» PROVIDED RECORDS:
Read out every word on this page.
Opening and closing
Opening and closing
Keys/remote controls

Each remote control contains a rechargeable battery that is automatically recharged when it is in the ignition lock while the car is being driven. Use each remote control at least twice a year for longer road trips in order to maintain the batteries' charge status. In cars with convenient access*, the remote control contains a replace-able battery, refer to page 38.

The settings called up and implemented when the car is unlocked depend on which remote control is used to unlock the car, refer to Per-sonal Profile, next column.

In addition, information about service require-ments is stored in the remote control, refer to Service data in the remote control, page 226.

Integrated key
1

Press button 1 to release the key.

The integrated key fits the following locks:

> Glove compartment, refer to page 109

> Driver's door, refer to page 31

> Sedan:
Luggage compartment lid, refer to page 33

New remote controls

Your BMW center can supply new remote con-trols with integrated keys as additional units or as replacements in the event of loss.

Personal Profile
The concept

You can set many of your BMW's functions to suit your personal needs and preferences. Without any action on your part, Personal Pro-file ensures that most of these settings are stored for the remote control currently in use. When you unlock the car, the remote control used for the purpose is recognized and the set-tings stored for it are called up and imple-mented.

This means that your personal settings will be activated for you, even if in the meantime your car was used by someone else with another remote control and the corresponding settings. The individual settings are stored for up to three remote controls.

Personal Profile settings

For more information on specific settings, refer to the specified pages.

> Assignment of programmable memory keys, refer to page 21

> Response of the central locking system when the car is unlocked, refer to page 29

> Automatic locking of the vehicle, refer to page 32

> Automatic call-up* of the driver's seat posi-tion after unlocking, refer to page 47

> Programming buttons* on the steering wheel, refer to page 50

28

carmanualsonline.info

» TASK GOAL:
Return each line of the records above exactly as it reads.

» CORRECT RESPONSE:
Read out every word on this page.
Opening and closing
Opening and closing
Keys/remote controls

Each remote control contains a rechargeable battery that is automatically recharged when it is in the ignition lock while the car is being driven. Use each remote control at least twice a year for longer road trips in order to maintain the batteries' charge status. In cars with convenient access*, the remote control contains a replace-able battery, refer to page 38.

The settings called up and implemented when the car is unlocked depend on which remote control is used to unlock the car, refer to Per-sonal Profile, next column.

In addition, information about service require-ments is stored in the remote control, refer to Service data in the remote control, page 226.

Integrated key
1

Press button 1 to release the key.

The integrated key fits the following locks:

> Glove compartment, refer to page 109

> Driver's door, refer to page 31

> Sedan:
Luggage compartment lid, refer to page 33

New remote controls

Your BMW center can supply new remote con-trols with integrated keys as additional units or as replacements in the event of loss.

Personal Profile
The concept

You can set many of your BMW's functions to suit your personal needs and preferences. Without any action on your part, Personal Pro-file ensures that most of these settings are stored for the remote control currently in use. When you unlock the car, the remote control used for the purpose is recognized and the set-tings stored for it are called up and imple-mented.

This means that your personal settings will be activated for you, even if in the meantime your car was used by someone else with another remote control and the corresponding settings. The individual settings are stored for up to three remote controls.

Personal Profile settings

For more information on specific settings, refer to the specified pages.

> Assignment of programmable memory keys, refer to page 21

> Response of the central locking system when the car is unlocked, refer to page 29

> Automatic locking of the vehicle, refer to page 32

> Automatic call-up* of the driver's seat posi-tion after unlocking, refer to page 47

> Programming buttons* on the steering wheel, refer to page 50

28

carmanualsonline.info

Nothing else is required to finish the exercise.